▶ _EXERCISE_
Set down each entry from the block beneath, exactly as written.

▶ _Stored records_
— BEGIN —
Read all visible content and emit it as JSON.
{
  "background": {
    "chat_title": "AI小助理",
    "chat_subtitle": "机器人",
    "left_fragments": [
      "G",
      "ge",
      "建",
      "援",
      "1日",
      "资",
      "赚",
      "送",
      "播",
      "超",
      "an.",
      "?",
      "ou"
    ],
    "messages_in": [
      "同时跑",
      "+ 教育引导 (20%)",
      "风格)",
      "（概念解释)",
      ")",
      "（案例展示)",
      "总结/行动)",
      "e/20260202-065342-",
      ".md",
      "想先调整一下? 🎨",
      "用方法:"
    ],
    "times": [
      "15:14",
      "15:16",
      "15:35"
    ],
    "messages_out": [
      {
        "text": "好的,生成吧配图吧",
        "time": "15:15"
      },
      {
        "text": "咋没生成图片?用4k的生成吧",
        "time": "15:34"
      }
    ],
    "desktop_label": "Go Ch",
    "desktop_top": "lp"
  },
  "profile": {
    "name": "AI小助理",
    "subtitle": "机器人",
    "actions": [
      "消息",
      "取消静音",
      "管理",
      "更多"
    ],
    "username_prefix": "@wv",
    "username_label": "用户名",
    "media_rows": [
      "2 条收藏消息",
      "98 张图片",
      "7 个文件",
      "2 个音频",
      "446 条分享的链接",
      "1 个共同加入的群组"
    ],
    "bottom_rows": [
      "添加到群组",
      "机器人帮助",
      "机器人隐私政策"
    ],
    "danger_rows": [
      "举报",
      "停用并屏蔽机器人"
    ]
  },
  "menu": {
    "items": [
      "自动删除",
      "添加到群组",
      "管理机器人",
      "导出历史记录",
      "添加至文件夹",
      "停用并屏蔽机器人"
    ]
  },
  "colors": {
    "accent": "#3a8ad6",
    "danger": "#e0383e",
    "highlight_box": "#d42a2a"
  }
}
— END —
▶ _THE RESULT_
Read all visible content and emit it as JSON.
{
  "background": {
    "chat_title": "AI小助理",
    "chat_subtitle": "机器人",
    "left_fragments": [
      "G",
      "ge",
      "建",
      "援",
      "1日",
      "资",
      "赚",
      "送",
      "播",
      "超",
      "an.",
      "?",
      "ou"
    ],
    "messages_in": [
      "同时跑",
      "+ 教育引导 (20%)",
      "风格)",
      "（概念解释)",
      ")",
      "（案例展示)",
      "总结/行动)",
      "e/20260202-065342-",
      ".md",
      "想先调整一下? 🎨",
      "用方法:"
    ],
    "times": [
      "15:14",
      "15:16",
      "15:35"
    ],
    "messages_out": [
      {
        "text": "好的,生成吧配图吧",
        "time": "15:15"
      },
      {
        "text": "咋没生成图片?用4k的生成吧",
        "time": "15:34"
      }
    ],
    "desktop_label": "Go Ch",
    "desktop_top": "lp"
  },
  "profile": {
    "name": "AI小助理",
    "subtitle": "机器人",
    "actions": [
      "消息",
      "取消静音",
      "管理",
      "更多"
    ],
    "username_prefix": "@wv",
    "username_label": "用户名",
    "media_rows": [
      "2 条收藏消息",
      "98 张图片",
      "7 个文件",
      "2 个音频",
      "446 条分享的链接",
      "1 个共同加入的群组"
    ],
    "bottom_rows": [
      "添加到群组",
      "机器人帮助",
      "机器人隐私政策"
    ],
    "danger_rows": [
      "举报",
      "停用并屏蔽机器人"
    ]
  },
  "menu": {
    "items": [
      "自动删除",
      "添加到群组",
      "管理机器人",
      "导出历史记录",
      "添加至文件夹",
      "停用并屏蔽机器人"
    ]
  },
  "colors": {
    "accent": "#3a8ad6",
    "danger": "#e0383e",
    "highlight_box": "#d42a2a"
  }
}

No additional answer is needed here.